---------- DATA

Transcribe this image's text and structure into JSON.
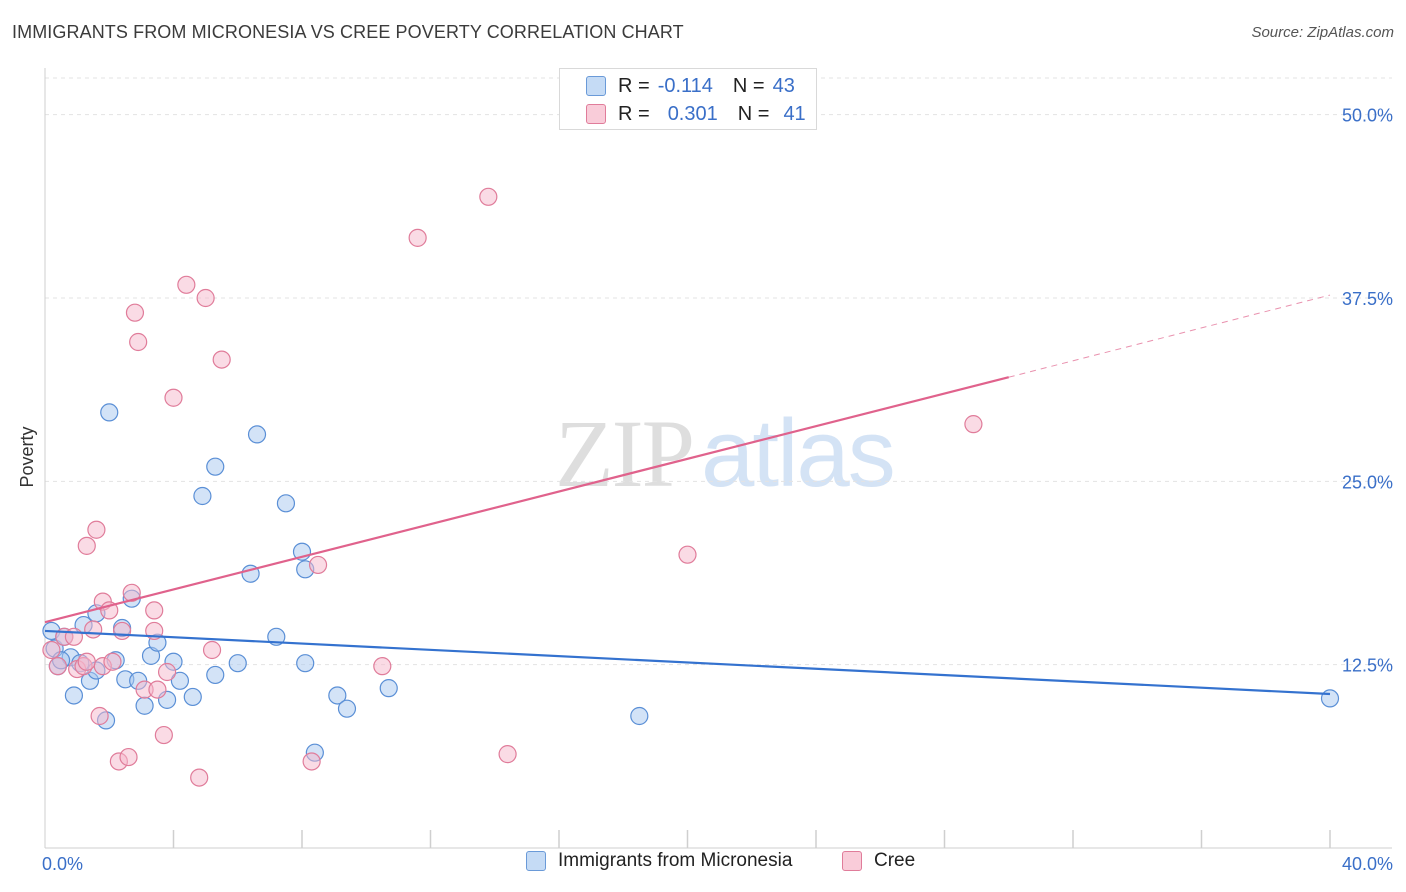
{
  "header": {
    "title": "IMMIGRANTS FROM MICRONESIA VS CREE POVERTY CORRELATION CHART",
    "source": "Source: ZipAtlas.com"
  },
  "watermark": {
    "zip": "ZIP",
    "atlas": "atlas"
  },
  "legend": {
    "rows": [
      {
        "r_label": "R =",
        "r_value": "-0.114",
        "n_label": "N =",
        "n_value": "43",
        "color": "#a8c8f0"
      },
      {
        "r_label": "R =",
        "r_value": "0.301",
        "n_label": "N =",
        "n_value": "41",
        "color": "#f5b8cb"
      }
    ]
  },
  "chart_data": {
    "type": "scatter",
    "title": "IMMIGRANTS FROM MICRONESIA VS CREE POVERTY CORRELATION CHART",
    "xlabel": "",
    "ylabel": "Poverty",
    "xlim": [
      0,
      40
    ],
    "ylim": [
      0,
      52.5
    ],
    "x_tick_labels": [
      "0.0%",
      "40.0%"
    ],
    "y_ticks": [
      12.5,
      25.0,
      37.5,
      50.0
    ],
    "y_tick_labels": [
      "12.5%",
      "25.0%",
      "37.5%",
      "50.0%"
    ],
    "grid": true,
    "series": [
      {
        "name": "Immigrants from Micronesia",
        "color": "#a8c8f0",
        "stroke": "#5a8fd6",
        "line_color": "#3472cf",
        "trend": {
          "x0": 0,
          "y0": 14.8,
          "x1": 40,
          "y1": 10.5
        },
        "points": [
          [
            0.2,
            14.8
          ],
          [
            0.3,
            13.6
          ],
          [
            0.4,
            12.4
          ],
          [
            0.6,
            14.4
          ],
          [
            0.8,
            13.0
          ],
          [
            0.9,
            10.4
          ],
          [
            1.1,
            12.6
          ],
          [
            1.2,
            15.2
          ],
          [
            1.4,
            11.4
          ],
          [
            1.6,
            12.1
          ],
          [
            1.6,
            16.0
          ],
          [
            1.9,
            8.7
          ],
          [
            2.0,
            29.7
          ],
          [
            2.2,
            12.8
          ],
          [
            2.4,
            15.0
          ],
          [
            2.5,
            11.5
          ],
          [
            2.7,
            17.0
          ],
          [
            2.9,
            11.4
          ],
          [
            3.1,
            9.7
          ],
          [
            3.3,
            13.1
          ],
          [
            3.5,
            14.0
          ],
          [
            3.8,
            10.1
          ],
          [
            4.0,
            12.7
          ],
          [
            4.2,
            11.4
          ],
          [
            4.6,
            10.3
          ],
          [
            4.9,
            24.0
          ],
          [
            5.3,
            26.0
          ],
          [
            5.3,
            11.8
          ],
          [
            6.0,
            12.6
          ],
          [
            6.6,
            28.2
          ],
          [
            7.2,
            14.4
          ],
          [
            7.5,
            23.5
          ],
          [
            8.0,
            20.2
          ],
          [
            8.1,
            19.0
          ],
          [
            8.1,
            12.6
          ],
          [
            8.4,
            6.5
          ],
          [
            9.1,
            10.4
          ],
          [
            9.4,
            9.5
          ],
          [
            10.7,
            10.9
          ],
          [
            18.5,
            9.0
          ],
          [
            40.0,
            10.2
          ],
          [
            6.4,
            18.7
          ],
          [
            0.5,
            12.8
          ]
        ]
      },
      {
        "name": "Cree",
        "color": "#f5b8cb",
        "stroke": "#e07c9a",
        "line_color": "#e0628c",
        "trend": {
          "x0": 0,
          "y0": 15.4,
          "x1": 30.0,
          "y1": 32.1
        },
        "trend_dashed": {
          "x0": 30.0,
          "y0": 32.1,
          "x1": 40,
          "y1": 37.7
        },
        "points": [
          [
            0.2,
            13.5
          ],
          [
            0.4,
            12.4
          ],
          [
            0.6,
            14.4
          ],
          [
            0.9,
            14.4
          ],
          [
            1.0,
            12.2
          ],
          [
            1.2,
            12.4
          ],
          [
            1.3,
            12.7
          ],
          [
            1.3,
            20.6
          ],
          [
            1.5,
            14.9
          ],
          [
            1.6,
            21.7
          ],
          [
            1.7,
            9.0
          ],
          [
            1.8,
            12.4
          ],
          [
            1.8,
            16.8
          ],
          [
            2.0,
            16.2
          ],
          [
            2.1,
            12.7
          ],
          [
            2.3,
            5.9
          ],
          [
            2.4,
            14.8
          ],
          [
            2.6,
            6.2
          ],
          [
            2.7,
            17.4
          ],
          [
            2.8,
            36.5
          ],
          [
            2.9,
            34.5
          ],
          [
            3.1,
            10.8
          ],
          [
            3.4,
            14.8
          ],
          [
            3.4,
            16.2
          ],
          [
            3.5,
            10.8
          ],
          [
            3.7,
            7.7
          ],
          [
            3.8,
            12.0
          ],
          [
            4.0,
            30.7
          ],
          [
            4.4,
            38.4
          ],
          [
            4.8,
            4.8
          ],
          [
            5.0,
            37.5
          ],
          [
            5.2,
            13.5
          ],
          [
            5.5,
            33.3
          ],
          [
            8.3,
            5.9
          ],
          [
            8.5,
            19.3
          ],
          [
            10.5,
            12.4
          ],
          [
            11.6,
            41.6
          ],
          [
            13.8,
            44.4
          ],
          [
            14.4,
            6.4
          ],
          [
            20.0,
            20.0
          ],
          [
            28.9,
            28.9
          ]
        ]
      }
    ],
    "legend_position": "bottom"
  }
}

--------------------

WHAT IS EXPECTED:
Write out the data precisely as given, excluding the pictures.

COMPLETE ANSWER:
Transcribe this image's text and structure into JSON.
{
  "header": {
    "title": "IMMIGRANTS FROM MICRONESIA VS CREE POVERTY CORRELATION CHART",
    "source": "Source: ZipAtlas.com"
  },
  "watermark": {
    "zip": "ZIP",
    "atlas": "atlas"
  },
  "legend": {
    "rows": [
      {
        "r_label": "R =",
        "r_value": "-0.114",
        "n_label": "N =",
        "n_value": "43",
        "color": "#a8c8f0"
      },
      {
        "r_label": "R =",
        "r_value": "0.301",
        "n_label": "N =",
        "n_value": "41",
        "color": "#f5b8cb"
      }
    ]
  },
  "chart_data": {
    "type": "scatter",
    "title": "IMMIGRANTS FROM MICRONESIA VS CREE POVERTY CORRELATION CHART",
    "xlabel": "",
    "ylabel": "Poverty",
    "xlim": [
      0,
      40
    ],
    "ylim": [
      0,
      52.5
    ],
    "x_tick_labels": [
      "0.0%",
      "40.0%"
    ],
    "y_ticks": [
      12.5,
      25.0,
      37.5,
      50.0
    ],
    "y_tick_labels": [
      "12.5%",
      "25.0%",
      "37.5%",
      "50.0%"
    ],
    "grid": true,
    "series": [
      {
        "name": "Immigrants from Micronesia",
        "color": "#a8c8f0",
        "stroke": "#5a8fd6",
        "line_color": "#3472cf",
        "trend": {
          "x0": 0,
          "y0": 14.8,
          "x1": 40,
          "y1": 10.5
        },
        "points": [
          [
            0.2,
            14.8
          ],
          [
            0.3,
            13.6
          ],
          [
            0.4,
            12.4
          ],
          [
            0.6,
            14.4
          ],
          [
            0.8,
            13.0
          ],
          [
            0.9,
            10.4
          ],
          [
            1.1,
            12.6
          ],
          [
            1.2,
            15.2
          ],
          [
            1.4,
            11.4
          ],
          [
            1.6,
            12.1
          ],
          [
            1.6,
            16.0
          ],
          [
            1.9,
            8.7
          ],
          [
            2.0,
            29.7
          ],
          [
            2.2,
            12.8
          ],
          [
            2.4,
            15.0
          ],
          [
            2.5,
            11.5
          ],
          [
            2.7,
            17.0
          ],
          [
            2.9,
            11.4
          ],
          [
            3.1,
            9.7
          ],
          [
            3.3,
            13.1
          ],
          [
            3.5,
            14.0
          ],
          [
            3.8,
            10.1
          ],
          [
            4.0,
            12.7
          ],
          [
            4.2,
            11.4
          ],
          [
            4.6,
            10.3
          ],
          [
            4.9,
            24.0
          ],
          [
            5.3,
            26.0
          ],
          [
            5.3,
            11.8
          ],
          [
            6.0,
            12.6
          ],
          [
            6.6,
            28.2
          ],
          [
            7.2,
            14.4
          ],
          [
            7.5,
            23.5
          ],
          [
            8.0,
            20.2
          ],
          [
            8.1,
            19.0
          ],
          [
            8.1,
            12.6
          ],
          [
            8.4,
            6.5
          ],
          [
            9.1,
            10.4
          ],
          [
            9.4,
            9.5
          ],
          [
            10.7,
            10.9
          ],
          [
            18.5,
            9.0
          ],
          [
            40.0,
            10.2
          ],
          [
            6.4,
            18.7
          ],
          [
            0.5,
            12.8
          ]
        ]
      },
      {
        "name": "Cree",
        "color": "#f5b8cb",
        "stroke": "#e07c9a",
        "line_color": "#e0628c",
        "trend": {
          "x0": 0,
          "y0": 15.4,
          "x1": 30.0,
          "y1": 32.1
        },
        "trend_dashed": {
          "x0": 30.0,
          "y0": 32.1,
          "x1": 40,
          "y1": 37.7
        },
        "points": [
          [
            0.2,
            13.5
          ],
          [
            0.4,
            12.4
          ],
          [
            0.6,
            14.4
          ],
          [
            0.9,
            14.4
          ],
          [
            1.0,
            12.2
          ],
          [
            1.2,
            12.4
          ],
          [
            1.3,
            12.7
          ],
          [
            1.3,
            20.6
          ],
          [
            1.5,
            14.9
          ],
          [
            1.6,
            21.7
          ],
          [
            1.7,
            9.0
          ],
          [
            1.8,
            12.4
          ],
          [
            1.8,
            16.8
          ],
          [
            2.0,
            16.2
          ],
          [
            2.1,
            12.7
          ],
          [
            2.3,
            5.9
          ],
          [
            2.4,
            14.8
          ],
          [
            2.6,
            6.2
          ],
          [
            2.7,
            17.4
          ],
          [
            2.8,
            36.5
          ],
          [
            2.9,
            34.5
          ],
          [
            3.1,
            10.8
          ],
          [
            3.4,
            14.8
          ],
          [
            3.4,
            16.2
          ],
          [
            3.5,
            10.8
          ],
          [
            3.7,
            7.7
          ],
          [
            3.8,
            12.0
          ],
          [
            4.0,
            30.7
          ],
          [
            4.4,
            38.4
          ],
          [
            4.8,
            4.8
          ],
          [
            5.0,
            37.5
          ],
          [
            5.2,
            13.5
          ],
          [
            5.5,
            33.3
          ],
          [
            8.3,
            5.9
          ],
          [
            8.5,
            19.3
          ],
          [
            10.5,
            12.4
          ],
          [
            11.6,
            41.6
          ],
          [
            13.8,
            44.4
          ],
          [
            14.4,
            6.4
          ],
          [
            20.0,
            20.0
          ],
          [
            28.9,
            28.9
          ]
        ]
      }
    ],
    "legend_position": "bottom"
  }
}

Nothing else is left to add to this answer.